* [REQUEST]: Scan the records below for the word "with" and give only the number of lines that hold it.

[Lines of data]

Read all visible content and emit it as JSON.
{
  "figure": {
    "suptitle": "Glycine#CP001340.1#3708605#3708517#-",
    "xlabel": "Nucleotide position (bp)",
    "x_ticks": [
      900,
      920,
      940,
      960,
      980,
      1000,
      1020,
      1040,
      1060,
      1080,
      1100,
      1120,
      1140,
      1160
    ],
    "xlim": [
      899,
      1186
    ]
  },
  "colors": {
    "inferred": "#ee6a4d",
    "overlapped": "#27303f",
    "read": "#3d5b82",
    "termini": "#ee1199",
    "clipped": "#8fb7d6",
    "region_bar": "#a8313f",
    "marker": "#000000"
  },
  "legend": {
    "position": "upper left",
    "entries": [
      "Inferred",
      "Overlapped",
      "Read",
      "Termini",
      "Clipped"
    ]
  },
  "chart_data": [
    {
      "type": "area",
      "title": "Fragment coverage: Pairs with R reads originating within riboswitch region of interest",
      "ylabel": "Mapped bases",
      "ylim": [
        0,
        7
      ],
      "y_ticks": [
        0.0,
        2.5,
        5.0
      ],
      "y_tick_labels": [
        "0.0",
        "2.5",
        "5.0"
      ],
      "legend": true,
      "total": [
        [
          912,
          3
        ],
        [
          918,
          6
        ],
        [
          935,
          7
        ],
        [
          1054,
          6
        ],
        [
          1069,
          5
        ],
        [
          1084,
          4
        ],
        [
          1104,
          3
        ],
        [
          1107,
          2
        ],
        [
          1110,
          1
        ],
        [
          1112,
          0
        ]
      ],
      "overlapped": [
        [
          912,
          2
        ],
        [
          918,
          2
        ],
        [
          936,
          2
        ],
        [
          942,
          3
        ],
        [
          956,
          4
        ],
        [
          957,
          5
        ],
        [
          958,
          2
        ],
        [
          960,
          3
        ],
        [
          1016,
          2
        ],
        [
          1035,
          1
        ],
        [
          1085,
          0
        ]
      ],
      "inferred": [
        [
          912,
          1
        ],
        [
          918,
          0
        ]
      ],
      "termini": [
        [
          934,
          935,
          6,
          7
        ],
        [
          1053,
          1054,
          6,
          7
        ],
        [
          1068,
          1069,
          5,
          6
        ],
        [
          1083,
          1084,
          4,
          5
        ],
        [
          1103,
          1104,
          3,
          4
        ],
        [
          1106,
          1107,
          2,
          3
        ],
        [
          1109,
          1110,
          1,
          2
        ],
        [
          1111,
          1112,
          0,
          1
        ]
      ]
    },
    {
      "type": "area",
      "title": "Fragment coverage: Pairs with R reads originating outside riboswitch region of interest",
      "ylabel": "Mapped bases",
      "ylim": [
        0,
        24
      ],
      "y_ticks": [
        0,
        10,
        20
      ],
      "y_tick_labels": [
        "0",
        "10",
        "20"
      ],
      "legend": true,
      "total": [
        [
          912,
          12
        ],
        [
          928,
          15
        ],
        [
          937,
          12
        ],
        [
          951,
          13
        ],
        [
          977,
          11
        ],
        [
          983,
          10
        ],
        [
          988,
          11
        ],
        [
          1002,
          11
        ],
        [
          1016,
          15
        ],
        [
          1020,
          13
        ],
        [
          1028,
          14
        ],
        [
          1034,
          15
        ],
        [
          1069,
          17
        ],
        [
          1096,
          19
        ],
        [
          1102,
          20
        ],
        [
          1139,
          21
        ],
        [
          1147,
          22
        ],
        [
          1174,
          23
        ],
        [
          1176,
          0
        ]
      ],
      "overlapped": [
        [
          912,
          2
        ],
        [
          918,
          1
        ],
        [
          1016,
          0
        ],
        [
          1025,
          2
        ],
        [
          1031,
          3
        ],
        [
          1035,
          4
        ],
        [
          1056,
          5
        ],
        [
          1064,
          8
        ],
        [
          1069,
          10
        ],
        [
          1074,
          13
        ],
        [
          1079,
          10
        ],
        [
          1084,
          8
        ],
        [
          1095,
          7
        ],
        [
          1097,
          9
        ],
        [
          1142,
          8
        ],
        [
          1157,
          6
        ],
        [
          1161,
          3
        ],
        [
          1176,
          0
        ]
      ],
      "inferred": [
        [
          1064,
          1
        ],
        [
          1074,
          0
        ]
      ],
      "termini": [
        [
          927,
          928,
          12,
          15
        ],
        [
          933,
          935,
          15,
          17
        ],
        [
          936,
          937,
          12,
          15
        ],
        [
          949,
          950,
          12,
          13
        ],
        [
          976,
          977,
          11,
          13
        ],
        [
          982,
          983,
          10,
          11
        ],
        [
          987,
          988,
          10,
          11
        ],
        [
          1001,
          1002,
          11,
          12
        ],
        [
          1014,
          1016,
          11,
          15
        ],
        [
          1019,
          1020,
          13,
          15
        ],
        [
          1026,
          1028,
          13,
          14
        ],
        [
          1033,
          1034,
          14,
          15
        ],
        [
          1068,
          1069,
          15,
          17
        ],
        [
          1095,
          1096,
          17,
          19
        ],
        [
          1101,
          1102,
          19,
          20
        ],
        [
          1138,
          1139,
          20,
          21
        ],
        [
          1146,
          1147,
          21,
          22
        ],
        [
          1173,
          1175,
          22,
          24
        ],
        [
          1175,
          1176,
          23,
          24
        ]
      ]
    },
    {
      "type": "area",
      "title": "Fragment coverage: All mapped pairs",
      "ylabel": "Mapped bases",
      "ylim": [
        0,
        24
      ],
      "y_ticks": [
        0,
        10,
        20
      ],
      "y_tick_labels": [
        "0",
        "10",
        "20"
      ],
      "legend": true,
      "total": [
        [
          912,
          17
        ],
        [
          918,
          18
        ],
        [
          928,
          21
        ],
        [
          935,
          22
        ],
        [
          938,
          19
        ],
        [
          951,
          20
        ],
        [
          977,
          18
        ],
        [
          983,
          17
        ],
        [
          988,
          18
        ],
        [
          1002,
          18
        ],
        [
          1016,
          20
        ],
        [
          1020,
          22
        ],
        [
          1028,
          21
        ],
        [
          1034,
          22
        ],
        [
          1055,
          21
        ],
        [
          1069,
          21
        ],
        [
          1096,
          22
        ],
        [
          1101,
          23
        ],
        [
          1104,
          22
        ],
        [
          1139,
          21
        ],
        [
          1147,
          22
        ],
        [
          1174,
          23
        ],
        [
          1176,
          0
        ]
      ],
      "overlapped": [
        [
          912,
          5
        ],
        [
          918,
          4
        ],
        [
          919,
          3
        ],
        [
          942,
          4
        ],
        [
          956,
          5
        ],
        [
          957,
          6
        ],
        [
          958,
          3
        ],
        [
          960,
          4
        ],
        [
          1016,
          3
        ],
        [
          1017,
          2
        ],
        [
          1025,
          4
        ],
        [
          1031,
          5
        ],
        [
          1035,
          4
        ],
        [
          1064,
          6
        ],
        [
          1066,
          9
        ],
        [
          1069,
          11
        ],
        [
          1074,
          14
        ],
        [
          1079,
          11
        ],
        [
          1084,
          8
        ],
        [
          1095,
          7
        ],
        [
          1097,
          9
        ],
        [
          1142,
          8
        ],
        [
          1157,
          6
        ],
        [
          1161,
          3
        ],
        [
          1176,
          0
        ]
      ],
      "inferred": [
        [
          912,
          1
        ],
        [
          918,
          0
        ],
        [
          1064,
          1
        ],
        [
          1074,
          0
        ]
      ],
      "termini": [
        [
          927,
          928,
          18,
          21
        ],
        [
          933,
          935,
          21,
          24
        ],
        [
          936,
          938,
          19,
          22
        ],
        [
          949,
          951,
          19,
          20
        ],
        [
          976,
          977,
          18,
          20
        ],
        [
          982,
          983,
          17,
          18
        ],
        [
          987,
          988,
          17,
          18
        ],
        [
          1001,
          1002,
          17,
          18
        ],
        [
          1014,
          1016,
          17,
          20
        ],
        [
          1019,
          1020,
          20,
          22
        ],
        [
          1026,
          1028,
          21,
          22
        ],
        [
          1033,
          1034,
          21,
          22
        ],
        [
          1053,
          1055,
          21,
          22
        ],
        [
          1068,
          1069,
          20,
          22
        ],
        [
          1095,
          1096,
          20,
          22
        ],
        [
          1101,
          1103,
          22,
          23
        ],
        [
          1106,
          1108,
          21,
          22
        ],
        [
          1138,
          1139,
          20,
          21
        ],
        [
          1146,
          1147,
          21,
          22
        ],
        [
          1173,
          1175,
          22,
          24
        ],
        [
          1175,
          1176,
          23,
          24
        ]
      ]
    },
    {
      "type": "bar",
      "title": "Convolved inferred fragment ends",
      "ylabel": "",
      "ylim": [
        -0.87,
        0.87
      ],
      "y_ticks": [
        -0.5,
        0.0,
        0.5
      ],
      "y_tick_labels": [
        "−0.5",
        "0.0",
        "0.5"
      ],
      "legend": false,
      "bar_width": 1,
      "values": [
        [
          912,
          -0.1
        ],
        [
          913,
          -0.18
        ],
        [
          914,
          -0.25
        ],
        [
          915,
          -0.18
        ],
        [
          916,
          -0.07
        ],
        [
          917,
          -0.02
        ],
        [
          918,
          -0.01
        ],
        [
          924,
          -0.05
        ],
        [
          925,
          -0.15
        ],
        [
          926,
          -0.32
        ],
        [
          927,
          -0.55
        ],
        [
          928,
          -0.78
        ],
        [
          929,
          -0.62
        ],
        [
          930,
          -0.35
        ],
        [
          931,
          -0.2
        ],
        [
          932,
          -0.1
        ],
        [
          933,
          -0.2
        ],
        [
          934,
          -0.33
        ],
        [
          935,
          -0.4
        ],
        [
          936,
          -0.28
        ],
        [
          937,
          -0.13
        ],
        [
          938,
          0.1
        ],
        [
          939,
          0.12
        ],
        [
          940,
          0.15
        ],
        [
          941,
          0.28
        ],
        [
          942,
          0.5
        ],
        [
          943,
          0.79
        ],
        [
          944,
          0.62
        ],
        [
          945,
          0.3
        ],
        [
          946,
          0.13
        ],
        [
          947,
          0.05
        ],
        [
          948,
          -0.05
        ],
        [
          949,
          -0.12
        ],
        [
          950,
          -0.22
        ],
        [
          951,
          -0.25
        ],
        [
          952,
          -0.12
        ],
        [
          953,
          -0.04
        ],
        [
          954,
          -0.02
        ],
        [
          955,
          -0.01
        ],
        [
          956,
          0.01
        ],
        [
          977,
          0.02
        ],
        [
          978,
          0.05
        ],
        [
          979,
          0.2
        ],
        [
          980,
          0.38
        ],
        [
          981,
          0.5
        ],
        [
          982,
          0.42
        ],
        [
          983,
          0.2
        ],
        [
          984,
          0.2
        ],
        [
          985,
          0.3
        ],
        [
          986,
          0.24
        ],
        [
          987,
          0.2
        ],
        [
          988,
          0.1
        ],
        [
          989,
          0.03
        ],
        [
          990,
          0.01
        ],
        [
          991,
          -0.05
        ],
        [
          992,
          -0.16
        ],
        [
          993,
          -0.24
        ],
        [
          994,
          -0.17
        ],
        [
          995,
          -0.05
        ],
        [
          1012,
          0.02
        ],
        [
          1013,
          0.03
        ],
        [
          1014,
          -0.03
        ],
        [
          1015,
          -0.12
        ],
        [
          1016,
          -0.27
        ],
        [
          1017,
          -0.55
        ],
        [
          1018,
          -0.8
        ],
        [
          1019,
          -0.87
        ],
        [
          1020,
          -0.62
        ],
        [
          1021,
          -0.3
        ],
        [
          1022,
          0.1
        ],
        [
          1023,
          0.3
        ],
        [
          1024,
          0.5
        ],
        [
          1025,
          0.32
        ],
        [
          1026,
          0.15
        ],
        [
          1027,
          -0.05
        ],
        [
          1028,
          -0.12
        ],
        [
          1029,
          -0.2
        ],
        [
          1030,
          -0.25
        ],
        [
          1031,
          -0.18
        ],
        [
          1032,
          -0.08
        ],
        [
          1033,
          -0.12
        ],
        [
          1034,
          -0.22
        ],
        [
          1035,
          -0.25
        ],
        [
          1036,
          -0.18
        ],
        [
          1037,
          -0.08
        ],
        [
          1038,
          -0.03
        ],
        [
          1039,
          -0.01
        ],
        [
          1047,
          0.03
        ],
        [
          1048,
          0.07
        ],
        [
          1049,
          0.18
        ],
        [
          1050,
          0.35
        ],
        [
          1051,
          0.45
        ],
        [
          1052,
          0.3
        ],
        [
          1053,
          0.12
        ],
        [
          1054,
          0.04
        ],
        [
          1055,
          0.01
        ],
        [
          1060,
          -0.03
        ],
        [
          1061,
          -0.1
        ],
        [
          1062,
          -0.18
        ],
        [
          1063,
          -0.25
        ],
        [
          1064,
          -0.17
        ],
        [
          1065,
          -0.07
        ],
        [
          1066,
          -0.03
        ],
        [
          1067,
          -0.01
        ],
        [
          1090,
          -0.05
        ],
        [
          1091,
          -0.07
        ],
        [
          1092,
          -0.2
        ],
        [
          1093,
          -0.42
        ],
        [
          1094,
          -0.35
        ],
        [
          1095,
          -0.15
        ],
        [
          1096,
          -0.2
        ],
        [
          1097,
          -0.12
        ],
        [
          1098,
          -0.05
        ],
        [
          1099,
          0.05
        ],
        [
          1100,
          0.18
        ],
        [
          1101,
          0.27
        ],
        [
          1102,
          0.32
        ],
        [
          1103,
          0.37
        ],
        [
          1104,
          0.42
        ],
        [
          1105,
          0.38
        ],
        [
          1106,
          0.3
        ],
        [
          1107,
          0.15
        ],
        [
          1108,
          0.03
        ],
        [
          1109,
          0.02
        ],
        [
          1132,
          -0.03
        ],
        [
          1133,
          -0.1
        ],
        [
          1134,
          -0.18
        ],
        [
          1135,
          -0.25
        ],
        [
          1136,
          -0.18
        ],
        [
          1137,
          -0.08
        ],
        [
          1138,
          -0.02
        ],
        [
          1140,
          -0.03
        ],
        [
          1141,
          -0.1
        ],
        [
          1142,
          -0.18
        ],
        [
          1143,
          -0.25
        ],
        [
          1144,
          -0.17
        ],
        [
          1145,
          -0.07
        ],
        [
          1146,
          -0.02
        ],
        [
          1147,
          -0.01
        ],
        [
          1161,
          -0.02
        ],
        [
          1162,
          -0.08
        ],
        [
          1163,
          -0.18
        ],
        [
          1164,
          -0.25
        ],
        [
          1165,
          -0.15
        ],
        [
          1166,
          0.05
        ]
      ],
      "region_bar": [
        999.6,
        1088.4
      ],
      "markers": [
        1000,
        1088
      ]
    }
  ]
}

* [ANSWER FOR THIS EXERCISE]: 2